Copy every line of the entries that includes the word "title".
------ Stored rows ------
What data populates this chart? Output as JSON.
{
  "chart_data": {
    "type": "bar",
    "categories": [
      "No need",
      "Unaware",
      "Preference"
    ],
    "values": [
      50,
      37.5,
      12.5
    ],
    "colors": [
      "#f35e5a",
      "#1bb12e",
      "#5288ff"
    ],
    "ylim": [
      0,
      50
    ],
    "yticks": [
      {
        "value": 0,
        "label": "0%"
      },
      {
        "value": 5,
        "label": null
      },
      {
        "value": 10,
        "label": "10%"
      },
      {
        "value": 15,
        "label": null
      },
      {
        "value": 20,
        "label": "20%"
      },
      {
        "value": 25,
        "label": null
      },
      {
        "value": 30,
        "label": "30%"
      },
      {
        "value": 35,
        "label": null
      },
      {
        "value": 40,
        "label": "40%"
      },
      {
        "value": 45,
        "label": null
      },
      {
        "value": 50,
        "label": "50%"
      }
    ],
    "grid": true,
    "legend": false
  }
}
------
------ Stored rows ------
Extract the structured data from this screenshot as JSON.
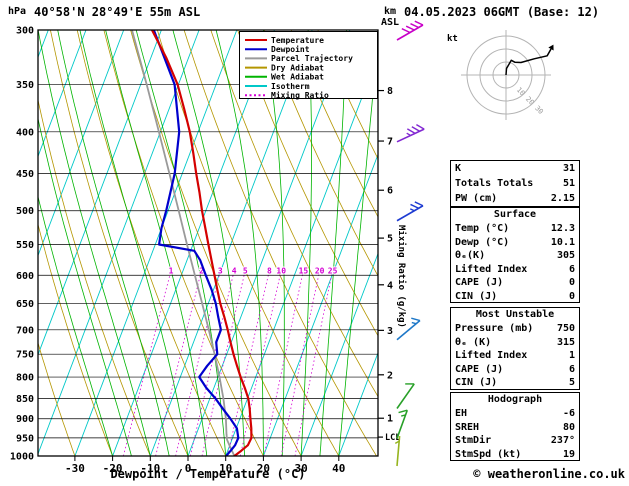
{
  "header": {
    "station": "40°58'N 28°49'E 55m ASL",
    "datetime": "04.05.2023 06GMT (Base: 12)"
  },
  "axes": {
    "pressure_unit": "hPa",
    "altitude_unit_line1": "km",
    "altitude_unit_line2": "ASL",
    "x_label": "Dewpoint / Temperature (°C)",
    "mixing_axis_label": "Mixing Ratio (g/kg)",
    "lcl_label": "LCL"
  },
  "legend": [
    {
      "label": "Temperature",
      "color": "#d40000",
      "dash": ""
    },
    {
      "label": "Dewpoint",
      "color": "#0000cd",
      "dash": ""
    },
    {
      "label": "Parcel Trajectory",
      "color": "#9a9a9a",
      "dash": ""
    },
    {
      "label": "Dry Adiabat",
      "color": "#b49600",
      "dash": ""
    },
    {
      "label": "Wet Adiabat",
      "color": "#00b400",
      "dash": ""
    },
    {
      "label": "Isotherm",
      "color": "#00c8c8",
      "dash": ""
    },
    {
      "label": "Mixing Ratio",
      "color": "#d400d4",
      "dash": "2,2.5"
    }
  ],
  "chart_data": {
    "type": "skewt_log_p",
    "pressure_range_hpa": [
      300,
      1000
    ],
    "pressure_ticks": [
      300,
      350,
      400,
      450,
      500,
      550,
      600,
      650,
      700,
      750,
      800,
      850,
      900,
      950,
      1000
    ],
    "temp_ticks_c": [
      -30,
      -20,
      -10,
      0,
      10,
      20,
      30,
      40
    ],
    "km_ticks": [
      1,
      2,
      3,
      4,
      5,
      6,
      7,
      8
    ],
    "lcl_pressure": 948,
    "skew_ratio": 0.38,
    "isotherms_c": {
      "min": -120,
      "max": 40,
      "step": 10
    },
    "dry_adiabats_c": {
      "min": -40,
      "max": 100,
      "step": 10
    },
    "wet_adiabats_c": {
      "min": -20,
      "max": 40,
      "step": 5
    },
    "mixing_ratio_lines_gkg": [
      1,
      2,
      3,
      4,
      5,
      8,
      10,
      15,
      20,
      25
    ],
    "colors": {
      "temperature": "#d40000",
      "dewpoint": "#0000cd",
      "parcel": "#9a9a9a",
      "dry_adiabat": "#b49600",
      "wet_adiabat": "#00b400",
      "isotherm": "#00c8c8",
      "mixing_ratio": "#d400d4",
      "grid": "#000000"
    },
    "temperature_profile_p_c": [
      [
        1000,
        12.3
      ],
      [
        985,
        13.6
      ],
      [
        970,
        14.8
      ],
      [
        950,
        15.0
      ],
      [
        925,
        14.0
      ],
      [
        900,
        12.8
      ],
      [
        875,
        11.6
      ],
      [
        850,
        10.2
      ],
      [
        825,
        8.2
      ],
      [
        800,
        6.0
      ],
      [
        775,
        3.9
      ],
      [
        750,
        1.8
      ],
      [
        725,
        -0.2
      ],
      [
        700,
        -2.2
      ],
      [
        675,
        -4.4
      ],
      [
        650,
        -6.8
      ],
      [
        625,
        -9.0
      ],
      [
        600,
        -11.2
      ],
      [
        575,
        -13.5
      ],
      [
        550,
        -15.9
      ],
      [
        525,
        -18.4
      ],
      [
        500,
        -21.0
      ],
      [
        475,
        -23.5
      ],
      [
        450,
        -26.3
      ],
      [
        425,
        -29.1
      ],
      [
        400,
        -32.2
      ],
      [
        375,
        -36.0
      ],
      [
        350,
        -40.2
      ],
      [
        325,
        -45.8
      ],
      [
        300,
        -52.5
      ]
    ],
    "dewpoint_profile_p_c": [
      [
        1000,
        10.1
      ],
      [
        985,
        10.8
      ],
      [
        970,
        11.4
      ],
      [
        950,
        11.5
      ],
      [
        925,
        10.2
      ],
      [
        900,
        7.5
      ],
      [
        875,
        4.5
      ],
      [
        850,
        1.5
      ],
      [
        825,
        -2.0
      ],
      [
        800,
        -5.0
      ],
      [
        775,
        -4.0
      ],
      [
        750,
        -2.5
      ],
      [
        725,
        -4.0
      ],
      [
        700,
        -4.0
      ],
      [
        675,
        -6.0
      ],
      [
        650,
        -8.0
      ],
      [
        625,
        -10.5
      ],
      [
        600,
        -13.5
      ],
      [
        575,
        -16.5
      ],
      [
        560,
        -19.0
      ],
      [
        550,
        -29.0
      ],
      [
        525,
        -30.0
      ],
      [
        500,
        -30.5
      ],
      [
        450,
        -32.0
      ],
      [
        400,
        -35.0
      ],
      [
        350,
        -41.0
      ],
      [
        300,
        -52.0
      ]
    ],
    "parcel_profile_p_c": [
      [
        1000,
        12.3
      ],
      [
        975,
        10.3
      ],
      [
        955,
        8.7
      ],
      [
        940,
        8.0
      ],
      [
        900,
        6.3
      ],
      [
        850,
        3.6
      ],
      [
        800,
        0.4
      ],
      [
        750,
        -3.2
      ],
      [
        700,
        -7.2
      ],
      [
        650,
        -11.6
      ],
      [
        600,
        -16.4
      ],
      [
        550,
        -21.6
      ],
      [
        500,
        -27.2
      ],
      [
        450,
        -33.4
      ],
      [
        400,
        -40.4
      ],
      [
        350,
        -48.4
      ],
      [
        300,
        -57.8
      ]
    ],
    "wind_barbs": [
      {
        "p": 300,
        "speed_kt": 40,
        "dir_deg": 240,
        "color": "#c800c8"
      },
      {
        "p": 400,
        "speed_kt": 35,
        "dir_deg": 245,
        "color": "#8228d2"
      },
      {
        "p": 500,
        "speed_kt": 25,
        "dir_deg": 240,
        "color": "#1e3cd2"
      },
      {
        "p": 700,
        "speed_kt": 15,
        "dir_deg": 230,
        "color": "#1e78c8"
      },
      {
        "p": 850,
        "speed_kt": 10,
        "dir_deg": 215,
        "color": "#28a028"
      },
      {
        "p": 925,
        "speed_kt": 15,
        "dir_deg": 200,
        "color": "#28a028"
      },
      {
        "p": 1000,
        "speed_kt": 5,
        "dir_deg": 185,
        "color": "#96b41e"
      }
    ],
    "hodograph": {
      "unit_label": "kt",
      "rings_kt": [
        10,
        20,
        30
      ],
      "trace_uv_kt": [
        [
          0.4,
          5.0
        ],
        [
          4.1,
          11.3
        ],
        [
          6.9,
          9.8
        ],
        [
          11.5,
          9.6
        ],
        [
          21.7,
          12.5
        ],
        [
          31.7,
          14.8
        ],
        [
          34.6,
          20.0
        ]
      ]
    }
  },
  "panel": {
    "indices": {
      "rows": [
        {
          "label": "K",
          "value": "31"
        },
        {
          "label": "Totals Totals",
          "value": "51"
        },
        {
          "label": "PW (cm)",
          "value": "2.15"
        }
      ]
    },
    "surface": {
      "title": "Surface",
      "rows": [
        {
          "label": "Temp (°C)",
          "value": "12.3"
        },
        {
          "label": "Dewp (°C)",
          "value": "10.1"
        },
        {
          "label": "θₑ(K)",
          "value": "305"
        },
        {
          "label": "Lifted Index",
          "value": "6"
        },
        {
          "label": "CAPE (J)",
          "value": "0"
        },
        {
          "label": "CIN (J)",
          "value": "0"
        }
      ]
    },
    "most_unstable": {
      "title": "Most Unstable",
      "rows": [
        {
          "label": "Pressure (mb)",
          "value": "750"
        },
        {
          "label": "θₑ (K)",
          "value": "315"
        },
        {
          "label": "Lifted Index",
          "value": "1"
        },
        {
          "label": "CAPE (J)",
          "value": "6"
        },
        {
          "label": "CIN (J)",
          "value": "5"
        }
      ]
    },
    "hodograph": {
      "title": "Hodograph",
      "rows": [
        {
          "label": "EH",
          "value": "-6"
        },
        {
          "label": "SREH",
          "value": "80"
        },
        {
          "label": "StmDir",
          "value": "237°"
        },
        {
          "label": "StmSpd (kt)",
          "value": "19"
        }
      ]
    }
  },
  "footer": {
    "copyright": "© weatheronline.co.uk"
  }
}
------
*Solution to this exercise:*
      "title": "Surface",
      "title": "Most Unstable",
      "title": "Hodograph",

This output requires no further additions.